### The exercise
Copy down every line where the string "новый" shows up.

### Data provided
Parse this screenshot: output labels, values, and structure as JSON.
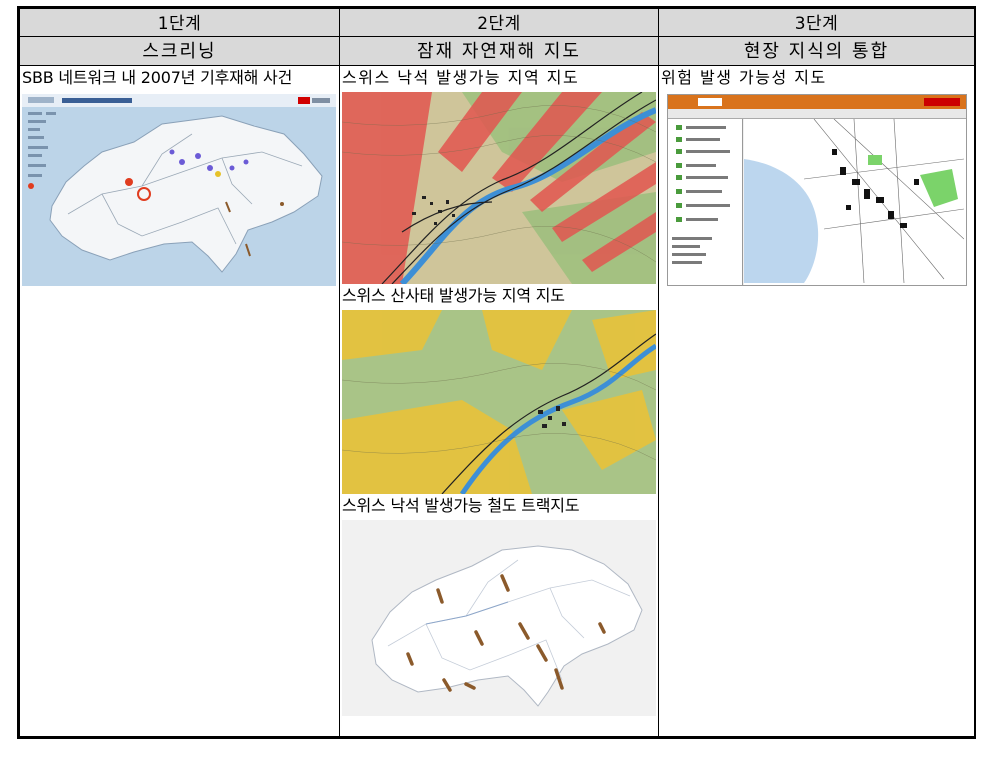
{
  "table": {
    "stages": [
      "1단계",
      "2단계",
      "3단계"
    ],
    "titles": [
      "스크리닝",
      "잠재 자연재해 지도",
      "현장 지식의 통합"
    ]
  },
  "col1": {
    "caption": "SBB 네트워크 내 2007년 기후재해 사건"
  },
  "col2": {
    "captions": [
      "스위스 낙석 발생가능 지역 지도",
      "스위스 산사태 발생가능 지역 지도",
      "스위스 낙석 발생가능 철도 트랙지도"
    ]
  },
  "col3": {
    "caption": "위험 발생 가능성 지도"
  },
  "colors": {
    "header_bg": "#d9d9d9",
    "rockfall_red": "#d9534f",
    "landslide_yellow": "#e8c23a",
    "track_brown": "#8b5a2b",
    "app_orange": "#d9731c",
    "lake_blue": "#bcd6ee"
  }
}
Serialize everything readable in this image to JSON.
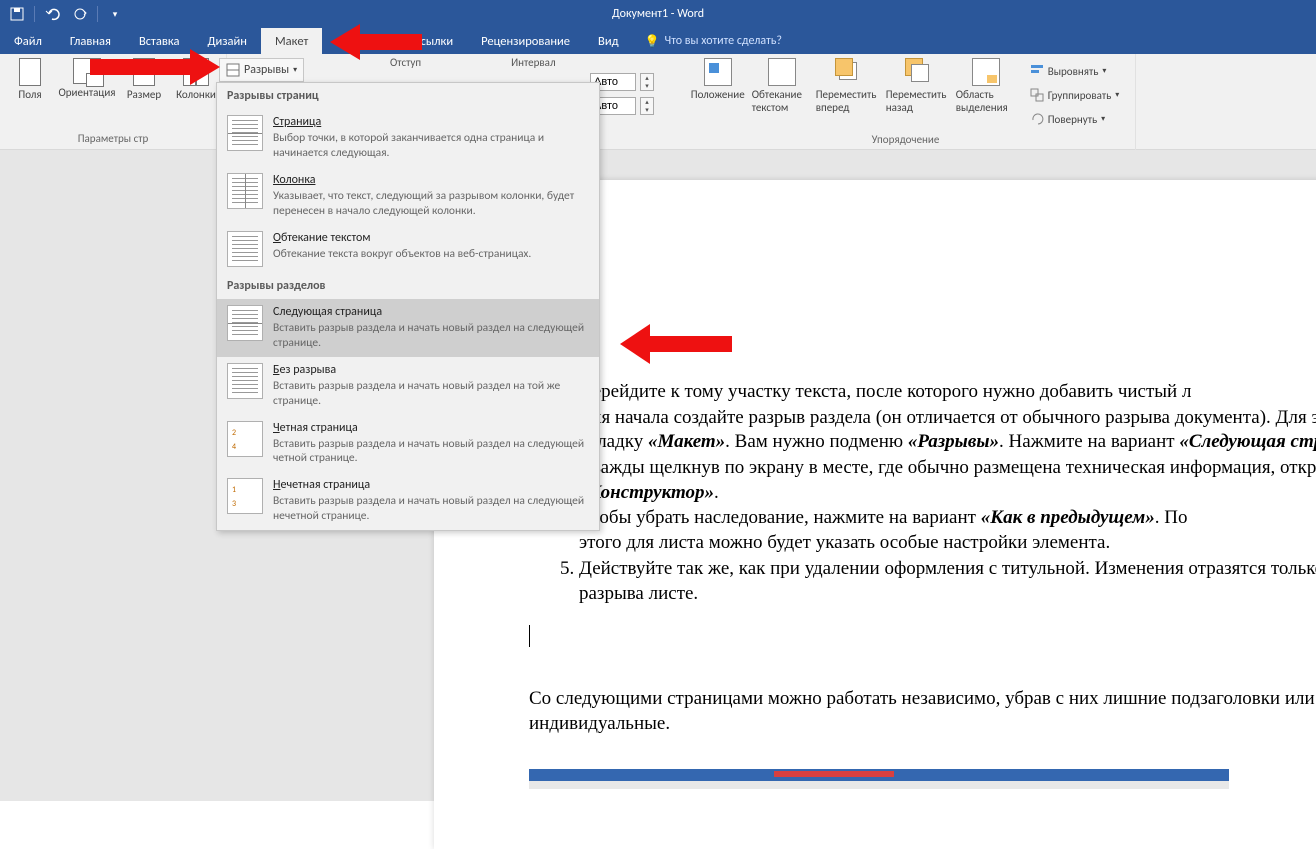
{
  "title": "Документ1 - Word",
  "qat": {
    "save": "save-icon",
    "undo": "undo-icon",
    "redo": "redo-icon",
    "custom": "qat-custom-icon"
  },
  "tabs": {
    "file": "Файл",
    "home": "Главная",
    "insert": "Вставка",
    "design": "Дизайн",
    "layout": "Макет",
    "letters_partial": "ки",
    "mailings": "Рассылки",
    "review": "Рецензирование",
    "view": "Вид",
    "tellme": "Что вы хотите сделать?"
  },
  "ribbon": {
    "margins": "Поля",
    "orientation": "Ориентация",
    "size": "Размер",
    "columns": "Колонки",
    "breaks": "Разрывы",
    "page_setup": "Параметры стр",
    "indent": "Отступ",
    "spacing": "Интервал",
    "auto": "Авто",
    "position": "Положение",
    "wrap": "Обтекание текстом",
    "bring_forward": "Переместить вперед",
    "send_back": "Переместить назад",
    "selection_pane": "Область выделения",
    "align": "Выровнять",
    "group": "Группировать",
    "rotate": "Повернуть",
    "arrange": "Упорядочение"
  },
  "breaks_menu": {
    "h1": "Разрывы страниц",
    "h2": "Разрывы разделов",
    "page_t": "Страница",
    "page_d": "Выбор точки, в которой заканчивается одна страница и начинается следующая.",
    "col_t": "Колонка",
    "col_d": "Указывает, что текст, следующий за разрывом колонки, будет перенесен в начало следующей колонки.",
    "wrap_t": "Обтекание текстом",
    "wrap_d": "Обтекание текста вокруг объектов на веб-страницах.",
    "next_t": "Следующая страница",
    "next_d": "Вставить разрыв раздела и начать новый раздел на следующей странице.",
    "cont_t": "Без разрыва",
    "cont_d": "Вставить разрыв раздела и начать новый раздел на той же странице.",
    "even_t": "Четная страница",
    "even_d": "Вставить разрыв раздела и начать новый раздел на следующей четной странице.",
    "odd_t": "Нечетная страница",
    "odd_d": "Вставить разрыв раздела и начать новый раздел на следующей нечетной странице."
  },
  "doc": {
    "li1a": "Перейдите к тому участку текста, после которого нужно добавить чистый л",
    "li2a": "Для начала создайте разрыв раздела (он отличается от обычного разрыва документа). Для этого откройте вкладку ",
    "li2m1": "«Макет»",
    "li2b": ". Вам нужно подменю ",
    "li2m2": "«Разрывы»",
    "li2c": ". Нажмите на вариант ",
    "li2m3": "«Следующая страница»",
    "li2d": ".",
    "li3a": "Дважды щелкнув по экрану в месте, где обычно размещена техническая информация, откройте ",
    "li3m": "«Конструктор»",
    "li3b": ".",
    "li4a": "Чтобы убрать наследование, нажмите на вариант ",
    "li4m": "«Как в предыдущем»",
    "li4b": ". По",
    "li4c": "этого для листа можно будет указать особые настройки элемента.",
    "li5": "Действуйте так же, как при удалении оформления с титульной. Изменения отразятся только на первом после разрыва листе.",
    "p1": "Со следующими страницами можно работать независимо, убрав с них лишние подзаголовки или проставив индивидуальные."
  }
}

### Result for this task
    "next_d": "Вставить разрыв раздела и начать новый раздел на следующей странице.",
    "cont_d": "Вставить разрыв раздела и начать новый раздел на той же странице.",
    "even_d": "Вставить разрыв раздела и начать новый раздел на следующей четной странице.",
    "odd_d": "Вставить разрыв раздела и начать новый раздел на следующей нечетной странице."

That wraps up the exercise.